--- Start of RECORD LIST ---

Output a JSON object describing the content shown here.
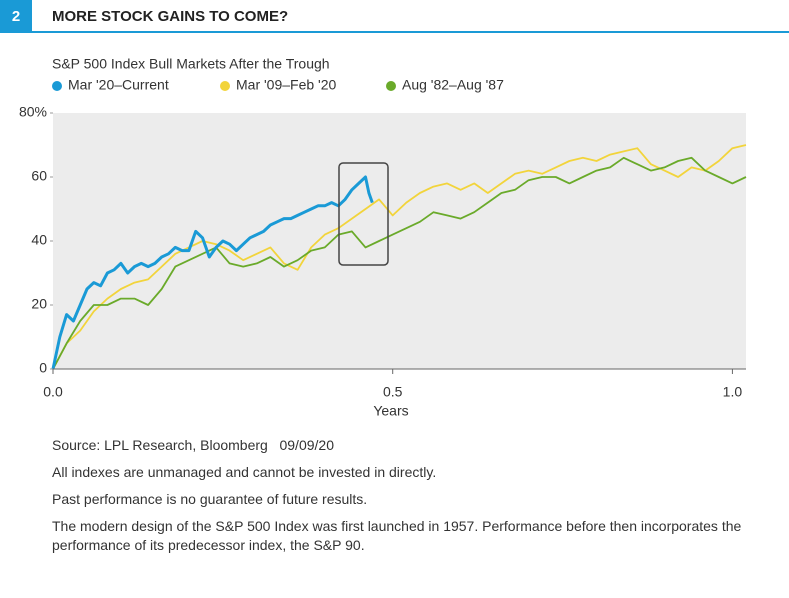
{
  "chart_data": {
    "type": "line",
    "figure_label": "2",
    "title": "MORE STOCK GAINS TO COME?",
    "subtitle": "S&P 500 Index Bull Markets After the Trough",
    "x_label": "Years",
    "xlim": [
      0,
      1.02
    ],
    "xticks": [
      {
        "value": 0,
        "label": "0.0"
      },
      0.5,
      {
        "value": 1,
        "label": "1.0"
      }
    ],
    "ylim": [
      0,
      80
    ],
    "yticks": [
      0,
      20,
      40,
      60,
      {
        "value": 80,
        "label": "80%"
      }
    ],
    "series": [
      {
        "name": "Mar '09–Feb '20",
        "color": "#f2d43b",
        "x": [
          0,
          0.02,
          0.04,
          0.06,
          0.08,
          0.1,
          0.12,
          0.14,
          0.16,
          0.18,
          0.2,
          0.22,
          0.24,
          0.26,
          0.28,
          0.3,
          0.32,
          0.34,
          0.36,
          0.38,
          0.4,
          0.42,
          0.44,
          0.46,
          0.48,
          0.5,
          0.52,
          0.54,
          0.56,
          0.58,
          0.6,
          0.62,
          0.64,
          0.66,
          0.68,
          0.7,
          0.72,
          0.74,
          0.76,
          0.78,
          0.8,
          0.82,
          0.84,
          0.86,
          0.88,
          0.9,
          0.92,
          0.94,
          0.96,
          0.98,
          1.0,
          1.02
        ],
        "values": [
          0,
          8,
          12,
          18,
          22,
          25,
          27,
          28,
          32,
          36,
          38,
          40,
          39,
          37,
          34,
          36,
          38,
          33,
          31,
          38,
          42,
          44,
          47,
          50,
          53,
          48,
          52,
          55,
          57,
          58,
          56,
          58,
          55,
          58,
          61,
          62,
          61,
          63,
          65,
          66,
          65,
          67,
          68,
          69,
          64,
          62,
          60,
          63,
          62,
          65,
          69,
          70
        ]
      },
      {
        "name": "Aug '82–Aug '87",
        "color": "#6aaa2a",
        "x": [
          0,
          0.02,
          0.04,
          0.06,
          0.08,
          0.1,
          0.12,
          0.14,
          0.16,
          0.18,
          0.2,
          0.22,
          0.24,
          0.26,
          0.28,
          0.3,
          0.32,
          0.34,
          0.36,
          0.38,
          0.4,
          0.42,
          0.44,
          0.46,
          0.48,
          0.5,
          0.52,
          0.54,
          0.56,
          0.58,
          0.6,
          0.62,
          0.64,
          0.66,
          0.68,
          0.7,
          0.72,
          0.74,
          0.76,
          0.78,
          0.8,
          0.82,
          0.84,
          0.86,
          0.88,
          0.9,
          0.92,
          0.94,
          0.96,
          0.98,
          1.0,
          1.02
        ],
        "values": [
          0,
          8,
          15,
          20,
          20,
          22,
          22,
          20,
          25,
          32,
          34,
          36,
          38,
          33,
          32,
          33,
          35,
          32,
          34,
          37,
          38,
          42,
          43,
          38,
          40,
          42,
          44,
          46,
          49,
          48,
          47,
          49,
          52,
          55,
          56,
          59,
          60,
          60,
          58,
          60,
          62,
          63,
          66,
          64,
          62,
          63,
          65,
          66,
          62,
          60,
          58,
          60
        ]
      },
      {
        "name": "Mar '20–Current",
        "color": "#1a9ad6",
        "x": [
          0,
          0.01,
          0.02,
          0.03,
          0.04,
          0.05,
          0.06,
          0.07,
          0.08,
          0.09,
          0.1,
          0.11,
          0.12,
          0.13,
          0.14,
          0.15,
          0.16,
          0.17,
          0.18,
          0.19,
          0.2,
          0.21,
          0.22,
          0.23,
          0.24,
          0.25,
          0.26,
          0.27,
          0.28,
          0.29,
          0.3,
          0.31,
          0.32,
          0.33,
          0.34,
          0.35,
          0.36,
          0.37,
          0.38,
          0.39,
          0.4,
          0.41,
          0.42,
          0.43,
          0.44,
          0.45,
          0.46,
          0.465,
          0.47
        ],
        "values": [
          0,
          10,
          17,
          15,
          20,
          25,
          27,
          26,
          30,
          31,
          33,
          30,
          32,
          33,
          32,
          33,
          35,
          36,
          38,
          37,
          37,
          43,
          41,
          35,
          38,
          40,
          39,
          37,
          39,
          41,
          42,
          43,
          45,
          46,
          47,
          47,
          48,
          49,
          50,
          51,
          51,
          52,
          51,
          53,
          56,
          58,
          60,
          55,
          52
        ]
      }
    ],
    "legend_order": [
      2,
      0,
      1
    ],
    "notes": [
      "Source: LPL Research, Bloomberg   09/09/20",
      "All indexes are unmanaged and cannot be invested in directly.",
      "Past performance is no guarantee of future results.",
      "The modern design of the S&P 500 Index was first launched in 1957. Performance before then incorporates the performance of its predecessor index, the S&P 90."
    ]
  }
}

--- End of RECORD LIST ---

■ WHAT TO PRODUCE: Each entry above is to be written out again unchanged, apart from the pictures, which are left out.

■ TASK ANSWER:
Output a JSON object describing the content shown here.
{
  "chart_data": {
    "type": "line",
    "figure_label": "2",
    "title": "MORE STOCK GAINS TO COME?",
    "subtitle": "S&P 500 Index Bull Markets After the Trough",
    "x_label": "Years",
    "xlim": [
      0,
      1.02
    ],
    "xticks": [
      {
        "value": 0,
        "label": "0.0"
      },
      0.5,
      {
        "value": 1,
        "label": "1.0"
      }
    ],
    "ylim": [
      0,
      80
    ],
    "yticks": [
      0,
      20,
      40,
      60,
      {
        "value": 80,
        "label": "80%"
      }
    ],
    "series": [
      {
        "name": "Mar '09–Feb '20",
        "color": "#f2d43b",
        "x": [
          0,
          0.02,
          0.04,
          0.06,
          0.08,
          0.1,
          0.12,
          0.14,
          0.16,
          0.18,
          0.2,
          0.22,
          0.24,
          0.26,
          0.28,
          0.3,
          0.32,
          0.34,
          0.36,
          0.38,
          0.4,
          0.42,
          0.44,
          0.46,
          0.48,
          0.5,
          0.52,
          0.54,
          0.56,
          0.58,
          0.6,
          0.62,
          0.64,
          0.66,
          0.68,
          0.7,
          0.72,
          0.74,
          0.76,
          0.78,
          0.8,
          0.82,
          0.84,
          0.86,
          0.88,
          0.9,
          0.92,
          0.94,
          0.96,
          0.98,
          1.0,
          1.02
        ],
        "values": [
          0,
          8,
          12,
          18,
          22,
          25,
          27,
          28,
          32,
          36,
          38,
          40,
          39,
          37,
          34,
          36,
          38,
          33,
          31,
          38,
          42,
          44,
          47,
          50,
          53,
          48,
          52,
          55,
          57,
          58,
          56,
          58,
          55,
          58,
          61,
          62,
          61,
          63,
          65,
          66,
          65,
          67,
          68,
          69,
          64,
          62,
          60,
          63,
          62,
          65,
          69,
          70
        ]
      },
      {
        "name": "Aug '82–Aug '87",
        "color": "#6aaa2a",
        "x": [
          0,
          0.02,
          0.04,
          0.06,
          0.08,
          0.1,
          0.12,
          0.14,
          0.16,
          0.18,
          0.2,
          0.22,
          0.24,
          0.26,
          0.28,
          0.3,
          0.32,
          0.34,
          0.36,
          0.38,
          0.4,
          0.42,
          0.44,
          0.46,
          0.48,
          0.5,
          0.52,
          0.54,
          0.56,
          0.58,
          0.6,
          0.62,
          0.64,
          0.66,
          0.68,
          0.7,
          0.72,
          0.74,
          0.76,
          0.78,
          0.8,
          0.82,
          0.84,
          0.86,
          0.88,
          0.9,
          0.92,
          0.94,
          0.96,
          0.98,
          1.0,
          1.02
        ],
        "values": [
          0,
          8,
          15,
          20,
          20,
          22,
          22,
          20,
          25,
          32,
          34,
          36,
          38,
          33,
          32,
          33,
          35,
          32,
          34,
          37,
          38,
          42,
          43,
          38,
          40,
          42,
          44,
          46,
          49,
          48,
          47,
          49,
          52,
          55,
          56,
          59,
          60,
          60,
          58,
          60,
          62,
          63,
          66,
          64,
          62,
          63,
          65,
          66,
          62,
          60,
          58,
          60
        ]
      },
      {
        "name": "Mar '20–Current",
        "color": "#1a9ad6",
        "x": [
          0,
          0.01,
          0.02,
          0.03,
          0.04,
          0.05,
          0.06,
          0.07,
          0.08,
          0.09,
          0.1,
          0.11,
          0.12,
          0.13,
          0.14,
          0.15,
          0.16,
          0.17,
          0.18,
          0.19,
          0.2,
          0.21,
          0.22,
          0.23,
          0.24,
          0.25,
          0.26,
          0.27,
          0.28,
          0.29,
          0.3,
          0.31,
          0.32,
          0.33,
          0.34,
          0.35,
          0.36,
          0.37,
          0.38,
          0.39,
          0.4,
          0.41,
          0.42,
          0.43,
          0.44,
          0.45,
          0.46,
          0.465,
          0.47
        ],
        "values": [
          0,
          10,
          17,
          15,
          20,
          25,
          27,
          26,
          30,
          31,
          33,
          30,
          32,
          33,
          32,
          33,
          35,
          36,
          38,
          37,
          37,
          43,
          41,
          35,
          38,
          40,
          39,
          37,
          39,
          41,
          42,
          43,
          45,
          46,
          47,
          47,
          48,
          49,
          50,
          51,
          51,
          52,
          51,
          53,
          56,
          58,
          60,
          55,
          52
        ]
      }
    ],
    "legend_order": [
      2,
      0,
      1
    ],
    "notes": [
      "Source: LPL Research, Bloomberg   09/09/20",
      "All indexes are unmanaged and cannot be invested in directly.",
      "Past performance is no guarantee of future results.",
      "The modern design of the S&P 500 Index was first launched in 1957. Performance before then incorporates the performance of its predecessor index, the S&P 90."
    ]
  }
}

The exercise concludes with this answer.